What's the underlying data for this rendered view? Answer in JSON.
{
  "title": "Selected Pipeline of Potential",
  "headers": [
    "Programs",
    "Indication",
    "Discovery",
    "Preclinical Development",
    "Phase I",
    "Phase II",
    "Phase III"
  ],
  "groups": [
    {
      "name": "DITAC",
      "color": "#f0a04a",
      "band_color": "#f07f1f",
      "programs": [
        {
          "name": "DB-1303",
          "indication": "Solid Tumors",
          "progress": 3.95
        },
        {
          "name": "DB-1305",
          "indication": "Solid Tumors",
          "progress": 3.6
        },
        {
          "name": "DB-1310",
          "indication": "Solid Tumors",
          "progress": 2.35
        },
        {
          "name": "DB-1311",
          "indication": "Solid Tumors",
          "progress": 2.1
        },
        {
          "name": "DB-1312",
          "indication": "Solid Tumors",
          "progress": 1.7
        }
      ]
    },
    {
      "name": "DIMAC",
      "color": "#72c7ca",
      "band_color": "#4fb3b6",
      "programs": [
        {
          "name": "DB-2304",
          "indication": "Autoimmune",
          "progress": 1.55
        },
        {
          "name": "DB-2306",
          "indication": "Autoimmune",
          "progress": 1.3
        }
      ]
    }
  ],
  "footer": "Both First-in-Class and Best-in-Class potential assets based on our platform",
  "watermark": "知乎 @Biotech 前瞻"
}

----

Restate the data in full so that no line differs from the original.

→ Exercise response:
What's the underlying data for this rendered view? Answer in JSON.
{
  "title": "Selected Pipeline of Potential",
  "headers": [
    "Programs",
    "Indication",
    "Discovery",
    "Preclinical Development",
    "Phase I",
    "Phase II",
    "Phase III"
  ],
  "groups": [
    {
      "name": "DITAC",
      "color": "#f0a04a",
      "band_color": "#f07f1f",
      "programs": [
        {
          "name": "DB-1303",
          "indication": "Solid Tumors",
          "progress": 3.95
        },
        {
          "name": "DB-1305",
          "indication": "Solid Tumors",
          "progress": 3.6
        },
        {
          "name": "DB-1310",
          "indication": "Solid Tumors",
          "progress": 2.35
        },
        {
          "name": "DB-1311",
          "indication": "Solid Tumors",
          "progress": 2.1
        },
        {
          "name": "DB-1312",
          "indication": "Solid Tumors",
          "progress": 1.7
        }
      ]
    },
    {
      "name": "DIMAC",
      "color": "#72c7ca",
      "band_color": "#4fb3b6",
      "programs": [
        {
          "name": "DB-2304",
          "indication": "Autoimmune",
          "progress": 1.55
        },
        {
          "name": "DB-2306",
          "indication": "Autoimmune",
          "progress": 1.3
        }
      ]
    }
  ],
  "footer": "Both First-in-Class and Best-in-Class potential assets based on our platform",
  "watermark": "知乎 @Biotech 前瞻"
}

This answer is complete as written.